%%

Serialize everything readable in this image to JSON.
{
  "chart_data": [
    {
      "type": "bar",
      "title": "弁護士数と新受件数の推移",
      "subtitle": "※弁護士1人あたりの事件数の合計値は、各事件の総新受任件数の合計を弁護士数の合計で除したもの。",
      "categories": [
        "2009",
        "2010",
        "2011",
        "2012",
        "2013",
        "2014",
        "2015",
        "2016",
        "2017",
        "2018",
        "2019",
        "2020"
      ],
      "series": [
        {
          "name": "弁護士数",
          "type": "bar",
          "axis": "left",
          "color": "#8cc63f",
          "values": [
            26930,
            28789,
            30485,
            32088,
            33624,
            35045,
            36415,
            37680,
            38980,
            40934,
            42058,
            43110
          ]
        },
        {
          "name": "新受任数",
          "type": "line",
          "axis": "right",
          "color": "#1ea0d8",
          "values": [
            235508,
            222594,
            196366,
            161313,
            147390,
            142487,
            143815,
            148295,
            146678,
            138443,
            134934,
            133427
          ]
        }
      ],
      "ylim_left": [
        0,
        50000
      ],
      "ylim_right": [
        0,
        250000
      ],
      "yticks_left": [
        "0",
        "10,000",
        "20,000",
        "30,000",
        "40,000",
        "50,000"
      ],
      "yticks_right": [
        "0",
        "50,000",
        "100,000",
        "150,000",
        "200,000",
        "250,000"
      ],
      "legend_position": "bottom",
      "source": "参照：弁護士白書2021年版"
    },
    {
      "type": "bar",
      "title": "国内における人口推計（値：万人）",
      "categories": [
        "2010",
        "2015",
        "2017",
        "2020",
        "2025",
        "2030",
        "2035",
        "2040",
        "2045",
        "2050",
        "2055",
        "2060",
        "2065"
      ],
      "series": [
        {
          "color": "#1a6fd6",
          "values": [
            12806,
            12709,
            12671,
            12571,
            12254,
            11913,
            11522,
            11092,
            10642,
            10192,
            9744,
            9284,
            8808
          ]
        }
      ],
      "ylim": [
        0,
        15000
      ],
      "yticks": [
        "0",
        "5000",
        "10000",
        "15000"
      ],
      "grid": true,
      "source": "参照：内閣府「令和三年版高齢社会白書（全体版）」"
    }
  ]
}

%%

• Exercise directions: From the data, collect all lines where the string "color" appears.

• Output for this task:
          "color": "#8cc63f",
          "color": "#1ea0d8",
          "color": "#1a6fd6",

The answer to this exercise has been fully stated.